* **EXERCISE GOAL**: Can you copy out the data exactly? Leave the images out.

— Start PROVIDED INFORMATION —

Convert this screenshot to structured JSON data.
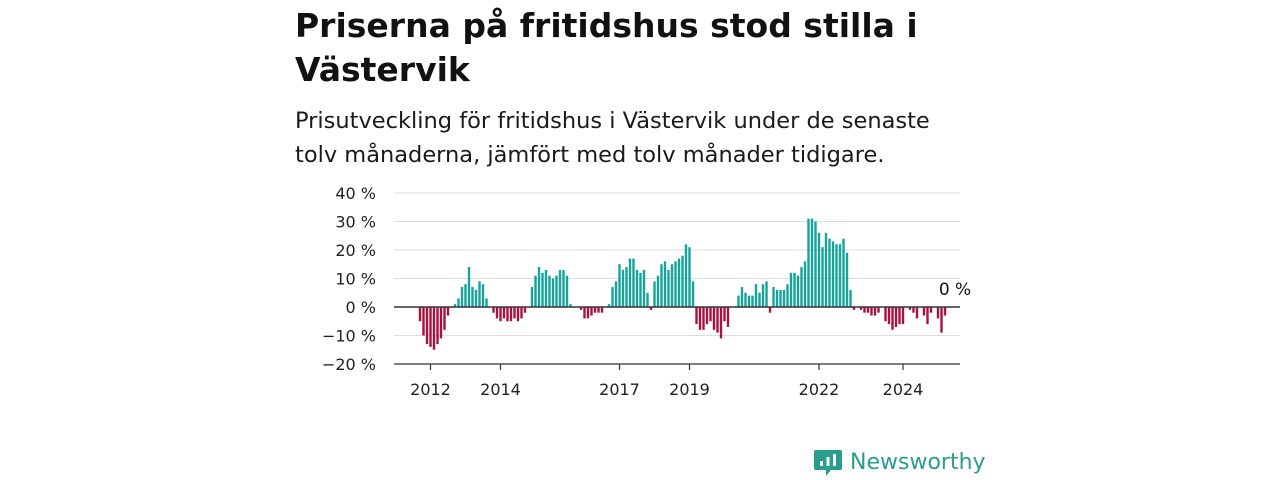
{
  "title": "Priserna på fritidshus stod stilla i Västervik",
  "subtitle": "Prisutveckling för fritidshus i Västervik under de senaste tolv månaderna, jämfört med tolv månader tidigare.",
  "brand": "Newsworthy",
  "colors": {
    "positive": "#17a29a",
    "negative": "#a8123e",
    "brand": "#2a9d8f"
  },
  "chart_data": {
    "type": "bar",
    "ylim": [
      -20,
      40
    ],
    "yticks": [
      40,
      30,
      20,
      10,
      0,
      -10,
      -20
    ],
    "ytick_labels": [
      "40 %",
      "30 %",
      "20 %",
      "10 %",
      "0 %",
      "−10 %",
      "−20 %"
    ],
    "xtick_labels": [
      {
        "label": "2012",
        "index": 3
      },
      {
        "label": "2014",
        "index": 23
      },
      {
        "label": "2017",
        "index": 57
      },
      {
        "label": "2019",
        "index": 77
      },
      {
        "label": "2022",
        "index": 114
      },
      {
        "label": "2024",
        "index": 138
      }
    ],
    "annotation": "0 %",
    "values": [
      -5,
      -10,
      -13,
      -14,
      -15,
      -13,
      -11,
      -8,
      -3,
      0,
      1,
      3,
      7,
      8,
      14,
      7,
      6,
      9,
      8,
      3,
      0,
      -2,
      -4,
      -5,
      -4,
      -5,
      -5,
      -4,
      -5,
      -4,
      -2,
      0,
      7,
      11,
      14,
      12,
      13,
      11,
      10,
      11,
      13,
      13,
      11,
      1,
      0,
      0,
      -1,
      -4,
      -4,
      -3,
      -2,
      -2,
      -2,
      0,
      1,
      7,
      9,
      15,
      13,
      14,
      17,
      17,
      13,
      12,
      13,
      5,
      -1,
      9,
      11,
      15,
      16,
      13,
      15,
      16,
      17,
      18,
      22,
      21,
      9,
      -6,
      -8,
      -8,
      -6,
      -5,
      -8,
      -9,
      -11,
      -5,
      -7,
      0,
      0,
      4,
      7,
      5,
      4,
      4,
      8,
      5,
      8,
      9,
      -2,
      7,
      6,
      6,
      6,
      8,
      12,
      12,
      11,
      14,
      16,
      31,
      31,
      30,
      26,
      21,
      26,
      24,
      23,
      22,
      22,
      24,
      19,
      6,
      -1,
      0,
      -1,
      -2,
      -2,
      -3,
      -3,
      -2,
      0,
      -5,
      -6,
      -8,
      -7,
      -6,
      -6,
      0,
      -1,
      -2,
      -4,
      0,
      -3,
      -6,
      -2,
      0,
      -4,
      -9,
      -3
    ]
  }
}
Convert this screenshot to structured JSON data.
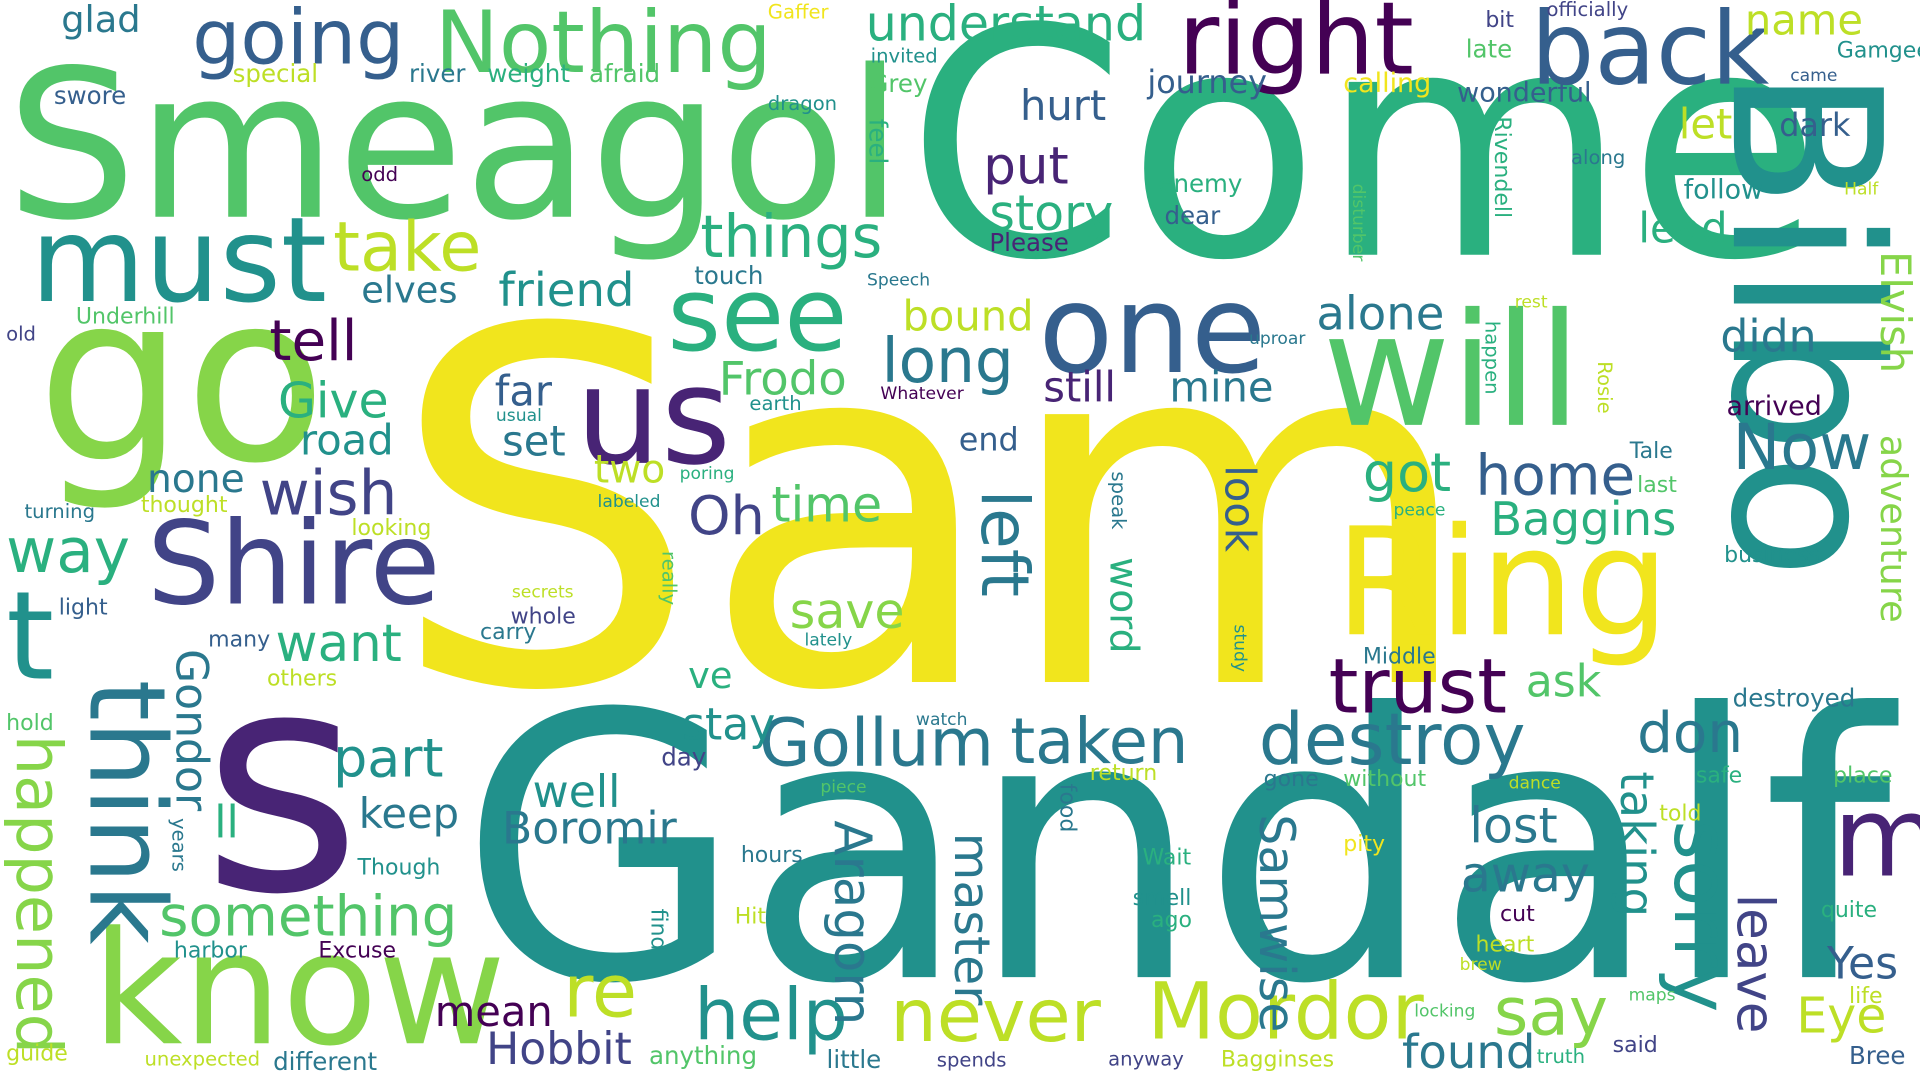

— End PROVIDED INFORMATION —

* **TASK SOLUTION**:
Convert this screenshot to structured JSON data.
{
  "title": "Priserna på fritidshus stod stilla i Västervik",
  "subtitle": "Prisutveckling för fritidshus i Västervik under de senaste tolv månaderna, jämfört med tolv månader tidigare.",
  "brand": "Newsworthy",
  "colors": {
    "positive": "#17a29a",
    "negative": "#a8123e",
    "brand": "#2a9d8f"
  },
  "chart_data": {
    "type": "bar",
    "ylim": [
      -20,
      40
    ],
    "yticks": [
      40,
      30,
      20,
      10,
      0,
      -10,
      -20
    ],
    "ytick_labels": [
      "40 %",
      "30 %",
      "20 %",
      "10 %",
      "0 %",
      "−10 %",
      "−20 %"
    ],
    "xtick_labels": [
      {
        "label": "2012",
        "index": 3
      },
      {
        "label": "2014",
        "index": 23
      },
      {
        "label": "2017",
        "index": 57
      },
      {
        "label": "2019",
        "index": 77
      },
      {
        "label": "2022",
        "index": 114
      },
      {
        "label": "2024",
        "index": 138
      }
    ],
    "annotation": "0 %",
    "values": [
      -5,
      -10,
      -13,
      -14,
      -15,
      -13,
      -11,
      -8,
      -3,
      0,
      1,
      3,
      7,
      8,
      14,
      7,
      6,
      9,
      8,
      3,
      0,
      -2,
      -4,
      -5,
      -4,
      -5,
      -5,
      -4,
      -5,
      -4,
      -2,
      0,
      7,
      11,
      14,
      12,
      13,
      11,
      10,
      11,
      13,
      13,
      11,
      1,
      0,
      0,
      -1,
      -4,
      -4,
      -3,
      -2,
      -2,
      -2,
      0,
      1,
      7,
      9,
      15,
      13,
      14,
      17,
      17,
      13,
      12,
      13,
      5,
      -1,
      9,
      11,
      15,
      16,
      13,
      15,
      16,
      17,
      18,
      22,
      21,
      9,
      -6,
      -8,
      -8,
      -6,
      -5,
      -8,
      -9,
      -11,
      -5,
      -7,
      0,
      0,
      4,
      7,
      5,
      4,
      4,
      8,
      5,
      8,
      9,
      -2,
      7,
      6,
      6,
      6,
      8,
      12,
      12,
      11,
      14,
      16,
      31,
      31,
      30,
      26,
      21,
      26,
      24,
      23,
      22,
      22,
      24,
      19,
      6,
      -1,
      0,
      -1,
      -2,
      -2,
      -3,
      -3,
      -2,
      0,
      -5,
      -6,
      -8,
      -7,
      -6,
      -6,
      0,
      -1,
      -2,
      -4,
      0,
      -3,
      -6,
      -2,
      0,
      -4,
      -9,
      -3
    ]
  }
}
Convert this screenshot to structured JSON data.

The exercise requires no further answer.